◆ What is expected: Only a number is wanted. Count the lines holding the string "from".

# START OF Dataset content

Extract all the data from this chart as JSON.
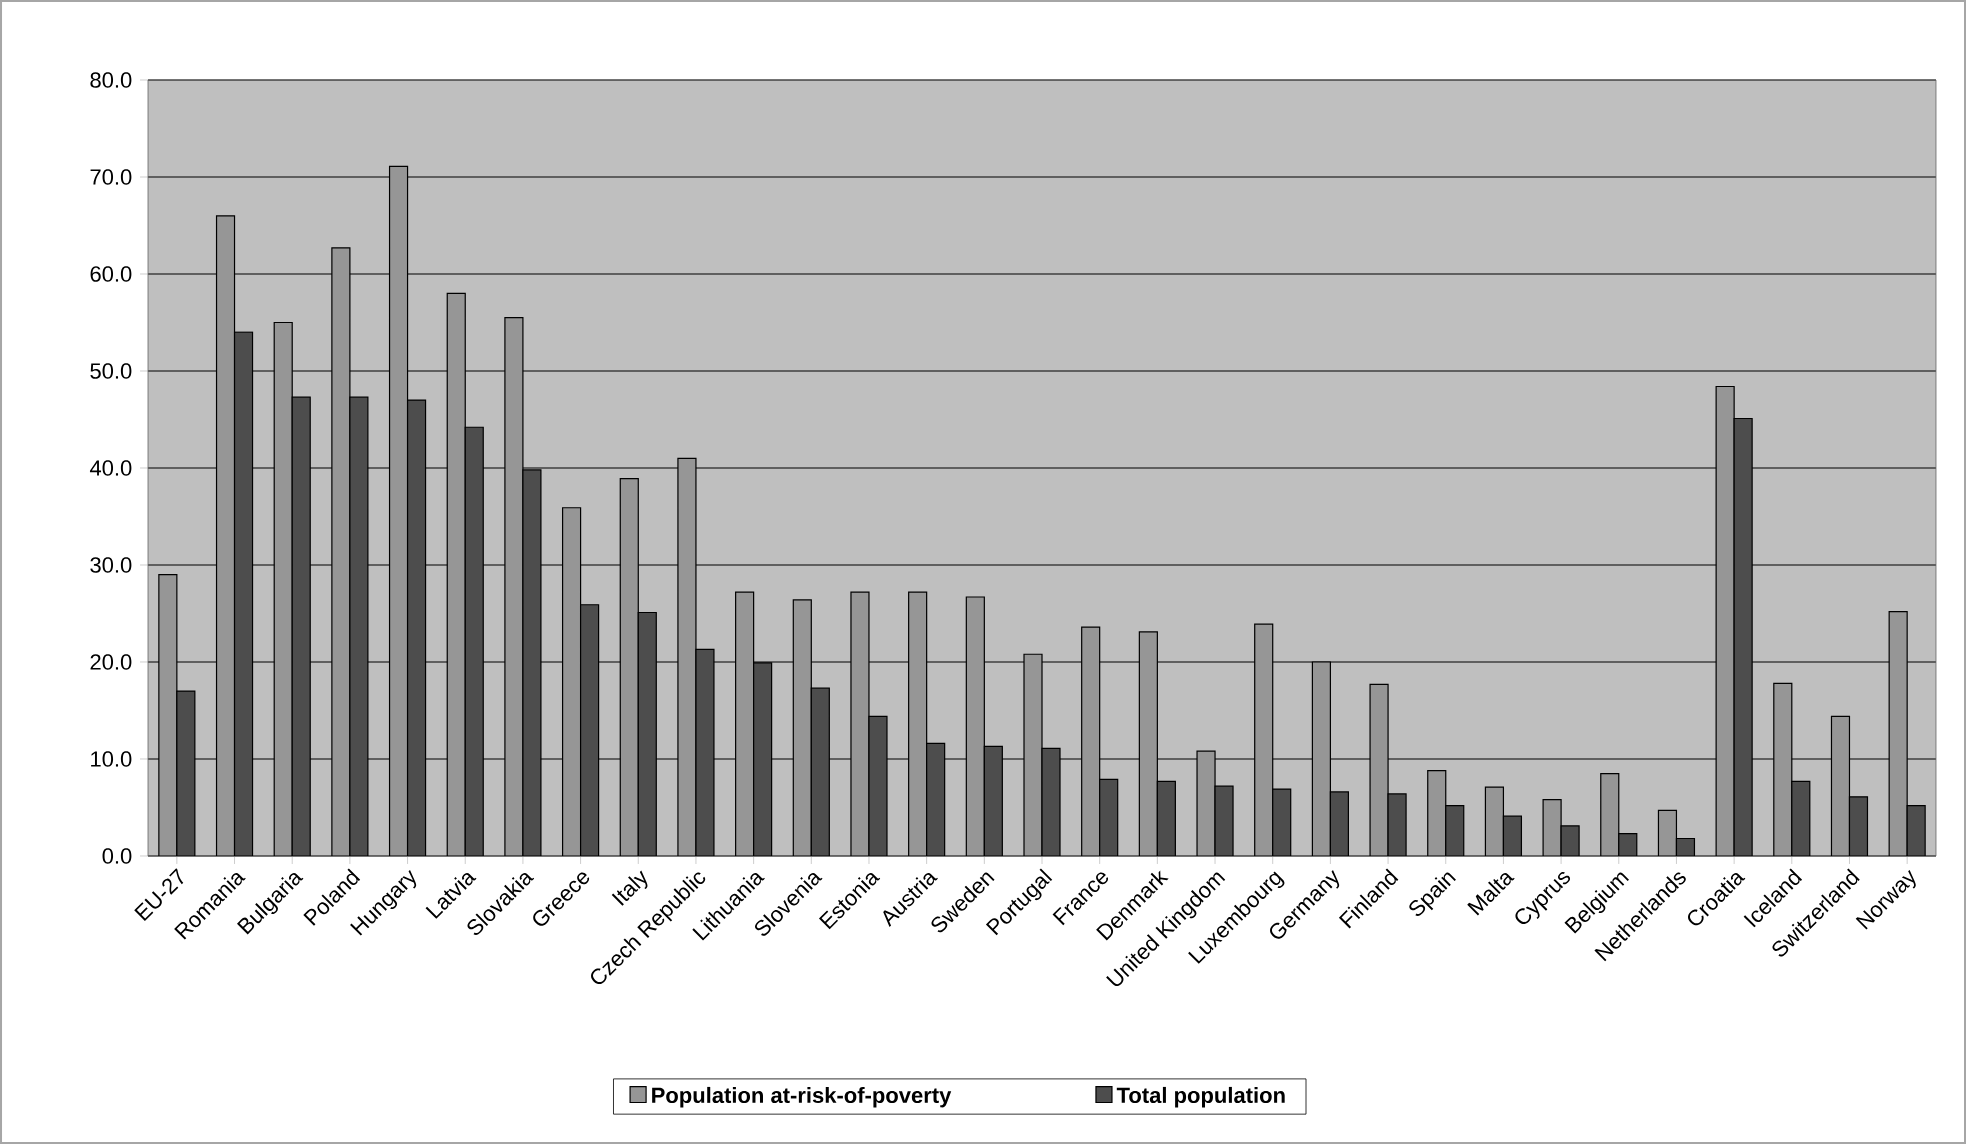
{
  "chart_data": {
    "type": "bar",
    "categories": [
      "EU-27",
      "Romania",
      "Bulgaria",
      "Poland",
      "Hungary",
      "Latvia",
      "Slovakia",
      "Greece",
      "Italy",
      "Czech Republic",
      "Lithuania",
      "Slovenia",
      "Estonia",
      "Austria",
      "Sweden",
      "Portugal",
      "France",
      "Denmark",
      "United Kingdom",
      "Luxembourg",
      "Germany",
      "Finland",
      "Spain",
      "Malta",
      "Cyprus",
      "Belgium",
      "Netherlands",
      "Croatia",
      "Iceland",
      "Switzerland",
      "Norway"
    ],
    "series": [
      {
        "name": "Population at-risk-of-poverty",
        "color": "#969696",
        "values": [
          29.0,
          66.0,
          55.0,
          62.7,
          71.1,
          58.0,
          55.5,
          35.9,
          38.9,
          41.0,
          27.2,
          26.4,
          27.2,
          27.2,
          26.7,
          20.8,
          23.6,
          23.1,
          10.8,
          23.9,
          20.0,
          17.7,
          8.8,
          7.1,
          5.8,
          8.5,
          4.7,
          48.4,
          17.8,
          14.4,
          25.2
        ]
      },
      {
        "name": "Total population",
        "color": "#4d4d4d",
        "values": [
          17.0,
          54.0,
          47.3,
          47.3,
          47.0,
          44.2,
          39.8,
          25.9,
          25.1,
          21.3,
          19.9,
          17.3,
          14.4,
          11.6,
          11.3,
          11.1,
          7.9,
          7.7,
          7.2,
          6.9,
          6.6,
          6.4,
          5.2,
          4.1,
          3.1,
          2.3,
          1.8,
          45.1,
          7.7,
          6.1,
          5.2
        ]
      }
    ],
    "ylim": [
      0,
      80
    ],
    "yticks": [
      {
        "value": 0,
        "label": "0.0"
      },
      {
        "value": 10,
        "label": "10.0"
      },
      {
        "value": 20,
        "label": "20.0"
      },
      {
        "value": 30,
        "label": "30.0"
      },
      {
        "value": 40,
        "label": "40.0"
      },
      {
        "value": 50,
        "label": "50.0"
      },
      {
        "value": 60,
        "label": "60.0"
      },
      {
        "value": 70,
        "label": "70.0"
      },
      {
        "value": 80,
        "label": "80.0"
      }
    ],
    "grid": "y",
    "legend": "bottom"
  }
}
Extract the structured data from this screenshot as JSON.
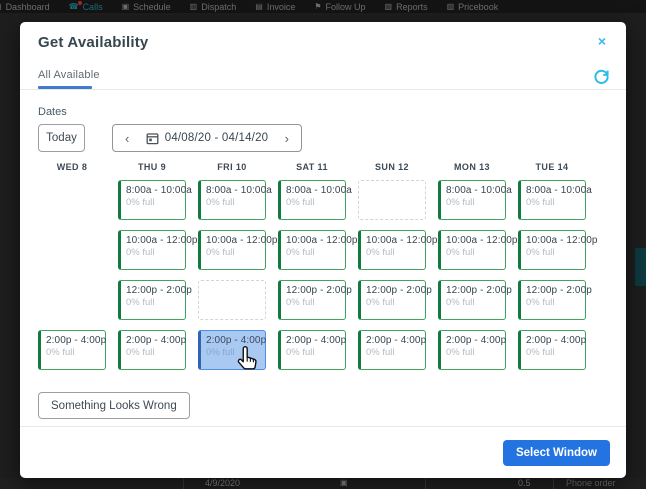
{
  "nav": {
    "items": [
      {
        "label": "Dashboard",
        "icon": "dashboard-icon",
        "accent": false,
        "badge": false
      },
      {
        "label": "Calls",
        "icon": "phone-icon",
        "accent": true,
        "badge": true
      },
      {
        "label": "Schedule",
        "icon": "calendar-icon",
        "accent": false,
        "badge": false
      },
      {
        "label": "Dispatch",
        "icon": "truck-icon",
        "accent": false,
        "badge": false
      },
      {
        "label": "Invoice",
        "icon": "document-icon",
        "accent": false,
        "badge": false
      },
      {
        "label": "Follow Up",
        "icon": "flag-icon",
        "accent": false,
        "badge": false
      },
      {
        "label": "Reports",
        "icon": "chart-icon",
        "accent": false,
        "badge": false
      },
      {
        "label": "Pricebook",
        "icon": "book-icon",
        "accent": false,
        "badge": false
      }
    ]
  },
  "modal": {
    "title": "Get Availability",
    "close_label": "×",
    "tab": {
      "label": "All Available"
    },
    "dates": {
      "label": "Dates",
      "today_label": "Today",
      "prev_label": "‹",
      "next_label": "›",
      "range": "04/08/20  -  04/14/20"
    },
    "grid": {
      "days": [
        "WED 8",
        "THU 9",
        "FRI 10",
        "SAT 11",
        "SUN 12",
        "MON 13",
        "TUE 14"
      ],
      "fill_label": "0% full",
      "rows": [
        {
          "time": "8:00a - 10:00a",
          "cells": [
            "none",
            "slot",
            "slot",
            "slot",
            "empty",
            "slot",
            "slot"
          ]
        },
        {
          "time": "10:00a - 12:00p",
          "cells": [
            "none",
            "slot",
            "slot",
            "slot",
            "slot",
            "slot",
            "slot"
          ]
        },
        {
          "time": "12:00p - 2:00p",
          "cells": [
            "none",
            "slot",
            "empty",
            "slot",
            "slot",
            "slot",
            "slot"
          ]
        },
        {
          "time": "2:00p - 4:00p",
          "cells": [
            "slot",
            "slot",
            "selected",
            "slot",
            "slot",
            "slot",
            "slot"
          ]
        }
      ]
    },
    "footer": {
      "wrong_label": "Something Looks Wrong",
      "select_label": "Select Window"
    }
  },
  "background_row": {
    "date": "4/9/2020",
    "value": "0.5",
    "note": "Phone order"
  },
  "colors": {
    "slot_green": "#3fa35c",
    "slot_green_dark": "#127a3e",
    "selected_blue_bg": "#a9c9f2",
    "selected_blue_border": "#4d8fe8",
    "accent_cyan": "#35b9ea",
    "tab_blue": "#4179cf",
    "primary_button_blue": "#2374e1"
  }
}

# END OF Dataset content

◆ Final result: 2